## TASK
Each line containing the word "better" must be reported.

## Stored items from a collection
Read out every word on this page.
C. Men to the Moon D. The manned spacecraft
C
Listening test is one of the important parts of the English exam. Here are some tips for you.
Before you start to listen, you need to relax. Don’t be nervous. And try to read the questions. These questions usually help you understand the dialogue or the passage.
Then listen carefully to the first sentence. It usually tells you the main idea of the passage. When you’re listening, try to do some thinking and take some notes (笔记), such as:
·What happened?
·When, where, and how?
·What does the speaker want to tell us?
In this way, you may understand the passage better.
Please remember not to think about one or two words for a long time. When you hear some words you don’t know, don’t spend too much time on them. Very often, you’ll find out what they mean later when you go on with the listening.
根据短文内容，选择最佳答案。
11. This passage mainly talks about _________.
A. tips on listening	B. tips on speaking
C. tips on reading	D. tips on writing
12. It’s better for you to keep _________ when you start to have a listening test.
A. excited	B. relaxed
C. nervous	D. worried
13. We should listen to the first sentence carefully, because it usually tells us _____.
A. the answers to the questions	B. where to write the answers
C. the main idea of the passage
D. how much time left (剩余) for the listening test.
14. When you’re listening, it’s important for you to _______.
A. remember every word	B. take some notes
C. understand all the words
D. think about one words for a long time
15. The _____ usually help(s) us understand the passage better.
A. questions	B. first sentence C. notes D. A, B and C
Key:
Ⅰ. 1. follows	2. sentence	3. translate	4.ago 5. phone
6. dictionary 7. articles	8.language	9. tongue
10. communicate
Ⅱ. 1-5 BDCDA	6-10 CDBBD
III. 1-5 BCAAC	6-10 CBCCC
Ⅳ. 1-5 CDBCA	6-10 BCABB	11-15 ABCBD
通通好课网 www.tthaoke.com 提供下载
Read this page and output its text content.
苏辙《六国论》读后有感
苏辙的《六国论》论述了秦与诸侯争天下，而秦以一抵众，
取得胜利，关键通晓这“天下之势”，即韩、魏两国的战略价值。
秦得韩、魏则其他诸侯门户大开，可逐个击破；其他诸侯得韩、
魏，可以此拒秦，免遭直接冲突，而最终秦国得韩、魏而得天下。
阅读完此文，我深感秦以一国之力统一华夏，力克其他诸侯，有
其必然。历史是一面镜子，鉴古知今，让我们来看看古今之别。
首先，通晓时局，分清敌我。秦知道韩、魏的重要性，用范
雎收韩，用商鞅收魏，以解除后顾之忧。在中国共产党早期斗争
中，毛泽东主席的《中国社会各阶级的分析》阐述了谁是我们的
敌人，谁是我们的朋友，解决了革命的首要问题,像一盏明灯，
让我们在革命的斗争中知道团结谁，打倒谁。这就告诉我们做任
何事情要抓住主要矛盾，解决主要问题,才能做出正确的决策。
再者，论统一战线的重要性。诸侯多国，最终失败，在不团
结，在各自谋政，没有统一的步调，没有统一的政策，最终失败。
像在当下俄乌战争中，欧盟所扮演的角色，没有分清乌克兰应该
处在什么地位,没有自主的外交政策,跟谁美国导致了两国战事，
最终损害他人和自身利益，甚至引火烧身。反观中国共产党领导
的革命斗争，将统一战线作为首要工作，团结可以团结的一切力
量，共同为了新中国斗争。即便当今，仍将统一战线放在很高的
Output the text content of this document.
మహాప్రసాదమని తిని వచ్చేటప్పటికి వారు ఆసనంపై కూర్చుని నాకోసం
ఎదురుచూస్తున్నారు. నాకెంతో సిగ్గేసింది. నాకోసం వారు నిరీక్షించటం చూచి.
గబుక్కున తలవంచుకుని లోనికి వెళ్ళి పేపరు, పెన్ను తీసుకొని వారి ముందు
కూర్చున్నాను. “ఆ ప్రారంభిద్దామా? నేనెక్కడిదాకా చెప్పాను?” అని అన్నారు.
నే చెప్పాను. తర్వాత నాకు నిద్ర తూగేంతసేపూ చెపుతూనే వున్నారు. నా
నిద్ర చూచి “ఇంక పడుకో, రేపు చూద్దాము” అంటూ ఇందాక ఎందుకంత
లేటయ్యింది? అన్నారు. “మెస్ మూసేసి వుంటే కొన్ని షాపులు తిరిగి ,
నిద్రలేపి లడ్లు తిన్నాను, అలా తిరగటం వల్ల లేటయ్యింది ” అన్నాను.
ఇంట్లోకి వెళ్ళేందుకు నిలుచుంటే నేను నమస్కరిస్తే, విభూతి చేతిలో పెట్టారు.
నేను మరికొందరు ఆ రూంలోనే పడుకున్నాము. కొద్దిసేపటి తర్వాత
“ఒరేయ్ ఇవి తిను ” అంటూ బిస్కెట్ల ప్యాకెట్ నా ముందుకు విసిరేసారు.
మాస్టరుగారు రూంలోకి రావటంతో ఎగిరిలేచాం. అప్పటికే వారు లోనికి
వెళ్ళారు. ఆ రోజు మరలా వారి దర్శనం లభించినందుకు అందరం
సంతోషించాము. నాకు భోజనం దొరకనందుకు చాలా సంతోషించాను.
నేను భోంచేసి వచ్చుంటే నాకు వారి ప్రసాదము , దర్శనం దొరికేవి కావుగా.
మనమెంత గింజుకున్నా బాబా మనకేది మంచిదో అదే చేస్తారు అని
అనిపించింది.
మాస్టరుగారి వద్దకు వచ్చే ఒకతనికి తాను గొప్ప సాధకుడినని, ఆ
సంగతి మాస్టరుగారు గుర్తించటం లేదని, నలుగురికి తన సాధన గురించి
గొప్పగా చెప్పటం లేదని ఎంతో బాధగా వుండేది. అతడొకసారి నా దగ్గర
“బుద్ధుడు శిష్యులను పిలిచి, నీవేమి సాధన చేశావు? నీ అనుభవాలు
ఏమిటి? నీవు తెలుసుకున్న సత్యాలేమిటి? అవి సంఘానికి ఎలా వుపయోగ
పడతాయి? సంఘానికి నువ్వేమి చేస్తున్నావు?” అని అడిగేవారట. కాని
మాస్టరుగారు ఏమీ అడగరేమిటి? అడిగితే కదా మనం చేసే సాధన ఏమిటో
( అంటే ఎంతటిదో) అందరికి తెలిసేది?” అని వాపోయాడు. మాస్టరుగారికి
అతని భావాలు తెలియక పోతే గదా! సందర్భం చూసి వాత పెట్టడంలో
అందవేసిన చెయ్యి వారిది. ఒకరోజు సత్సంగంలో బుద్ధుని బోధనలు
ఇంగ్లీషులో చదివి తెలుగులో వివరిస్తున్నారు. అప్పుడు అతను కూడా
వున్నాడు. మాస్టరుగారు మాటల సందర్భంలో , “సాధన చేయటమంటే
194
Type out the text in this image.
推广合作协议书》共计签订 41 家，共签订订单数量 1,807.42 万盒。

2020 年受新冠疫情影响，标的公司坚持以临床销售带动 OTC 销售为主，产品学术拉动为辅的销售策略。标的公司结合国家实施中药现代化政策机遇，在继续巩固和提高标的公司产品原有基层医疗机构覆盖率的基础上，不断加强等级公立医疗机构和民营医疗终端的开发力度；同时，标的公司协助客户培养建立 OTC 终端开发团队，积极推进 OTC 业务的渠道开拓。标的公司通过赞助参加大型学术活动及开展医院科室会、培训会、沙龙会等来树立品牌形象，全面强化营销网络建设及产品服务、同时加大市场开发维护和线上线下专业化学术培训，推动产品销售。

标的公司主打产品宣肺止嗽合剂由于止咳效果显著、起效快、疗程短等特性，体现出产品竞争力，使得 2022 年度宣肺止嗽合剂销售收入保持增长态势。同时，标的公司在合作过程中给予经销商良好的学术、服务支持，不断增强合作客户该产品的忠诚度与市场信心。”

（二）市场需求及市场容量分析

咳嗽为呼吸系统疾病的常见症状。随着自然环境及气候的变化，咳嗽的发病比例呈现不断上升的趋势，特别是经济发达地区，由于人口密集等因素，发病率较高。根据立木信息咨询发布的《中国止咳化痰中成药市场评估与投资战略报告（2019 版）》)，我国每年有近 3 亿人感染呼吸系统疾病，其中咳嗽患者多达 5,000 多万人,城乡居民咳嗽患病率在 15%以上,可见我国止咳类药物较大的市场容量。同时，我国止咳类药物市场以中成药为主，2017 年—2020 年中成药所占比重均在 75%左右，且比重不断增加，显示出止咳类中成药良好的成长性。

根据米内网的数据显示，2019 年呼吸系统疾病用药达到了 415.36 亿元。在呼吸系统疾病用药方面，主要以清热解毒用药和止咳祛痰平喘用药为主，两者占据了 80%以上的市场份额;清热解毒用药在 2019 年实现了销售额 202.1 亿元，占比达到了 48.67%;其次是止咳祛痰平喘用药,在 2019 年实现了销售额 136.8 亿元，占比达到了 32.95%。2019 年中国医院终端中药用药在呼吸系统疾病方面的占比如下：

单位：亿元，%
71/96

## TASK RESPONSE
In this way, you may understand the passage better.
12. It’s better for you to keep _________ when you start to have a listening test.
15. The _____ usually help(s) us understand the passage better.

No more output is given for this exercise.